Your task is to locate every line holding the string "icon" and to copy each of them.

** START RECORDS FOR PROCESSING **

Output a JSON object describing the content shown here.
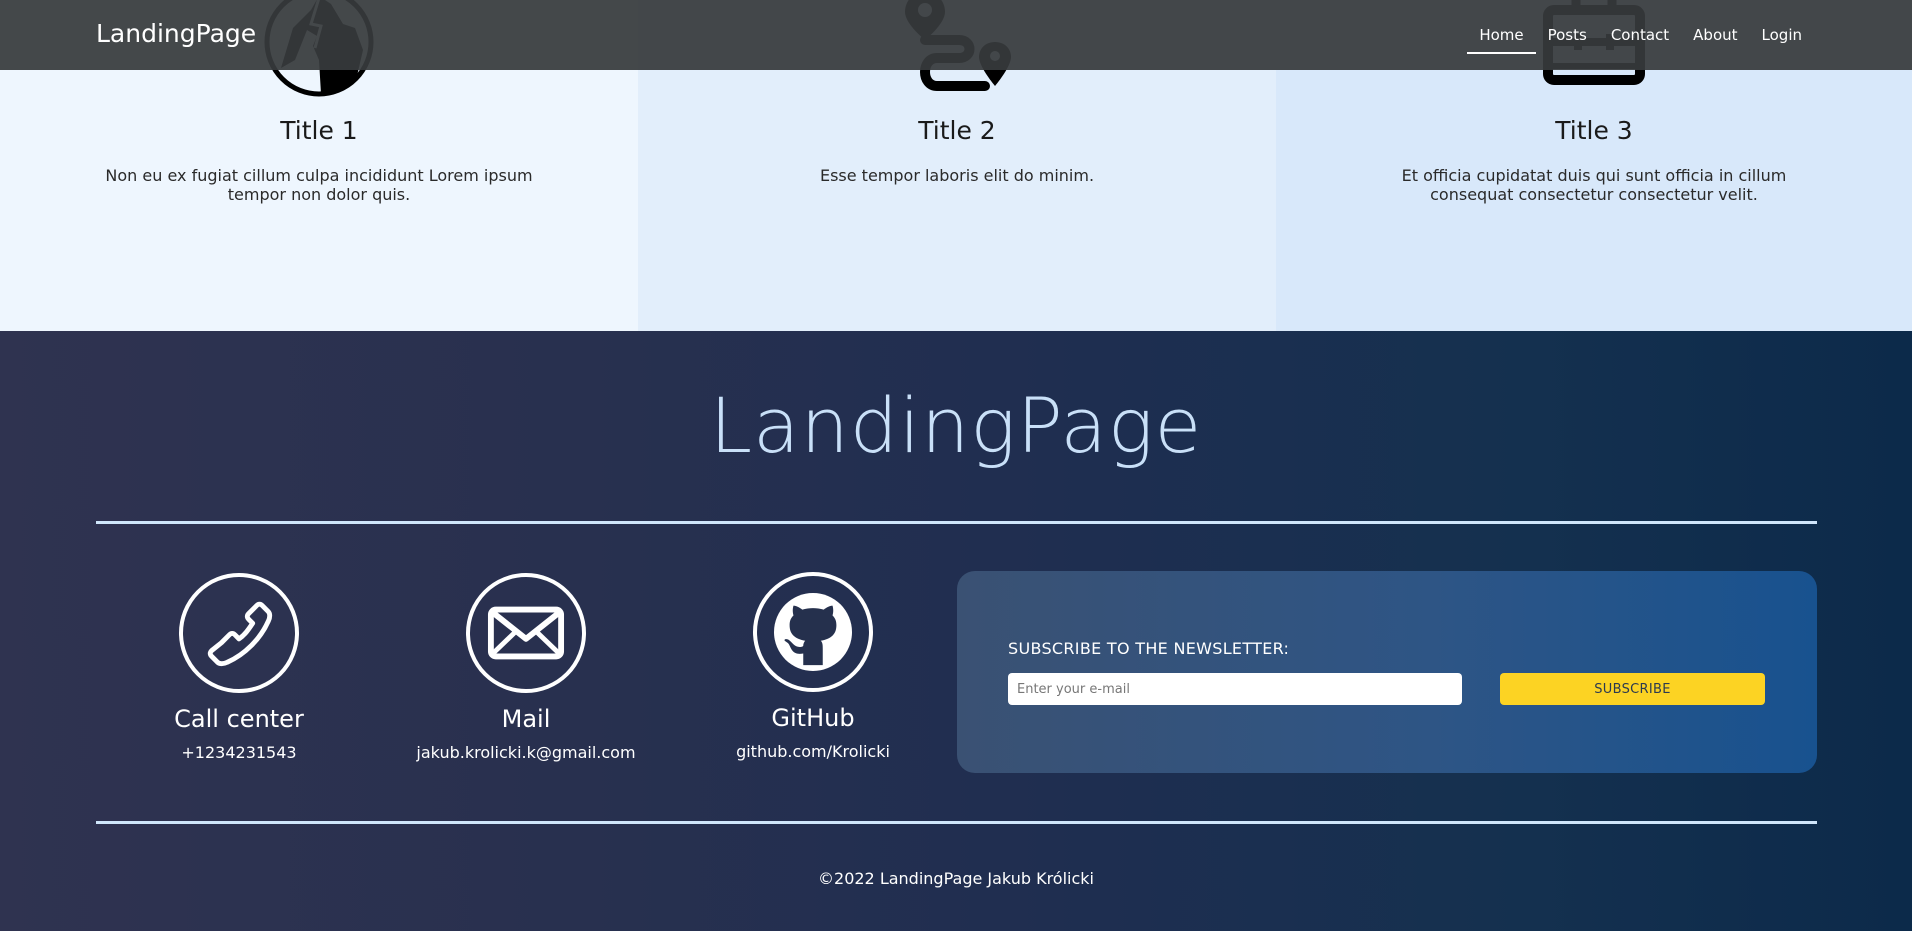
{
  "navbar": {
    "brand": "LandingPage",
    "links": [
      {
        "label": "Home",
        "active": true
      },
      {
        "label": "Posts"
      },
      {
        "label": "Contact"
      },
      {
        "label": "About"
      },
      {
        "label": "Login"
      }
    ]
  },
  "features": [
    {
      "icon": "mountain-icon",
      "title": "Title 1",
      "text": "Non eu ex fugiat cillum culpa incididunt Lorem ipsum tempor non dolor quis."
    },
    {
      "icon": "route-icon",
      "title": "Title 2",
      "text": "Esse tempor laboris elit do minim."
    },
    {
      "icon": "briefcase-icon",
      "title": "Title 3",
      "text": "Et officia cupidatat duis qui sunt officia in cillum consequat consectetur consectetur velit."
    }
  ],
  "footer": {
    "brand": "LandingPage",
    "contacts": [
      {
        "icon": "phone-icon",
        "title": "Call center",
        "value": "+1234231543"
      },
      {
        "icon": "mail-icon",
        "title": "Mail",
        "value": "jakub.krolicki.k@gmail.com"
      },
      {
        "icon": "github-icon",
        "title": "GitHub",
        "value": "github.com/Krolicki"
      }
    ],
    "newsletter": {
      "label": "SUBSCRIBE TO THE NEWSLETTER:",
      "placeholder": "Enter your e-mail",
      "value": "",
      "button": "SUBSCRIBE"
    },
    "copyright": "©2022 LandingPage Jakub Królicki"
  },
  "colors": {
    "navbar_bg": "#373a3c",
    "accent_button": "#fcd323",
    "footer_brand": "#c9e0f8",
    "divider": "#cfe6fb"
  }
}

** END RECORDS FOR PROCESSING **

EXERCISE OUTPUT:
      "icon": "mountain-icon",
      "icon": "route-icon",
      "icon": "briefcase-icon",
        "icon": "phone-icon",
        "icon": "mail-icon",
        "icon": "github-icon",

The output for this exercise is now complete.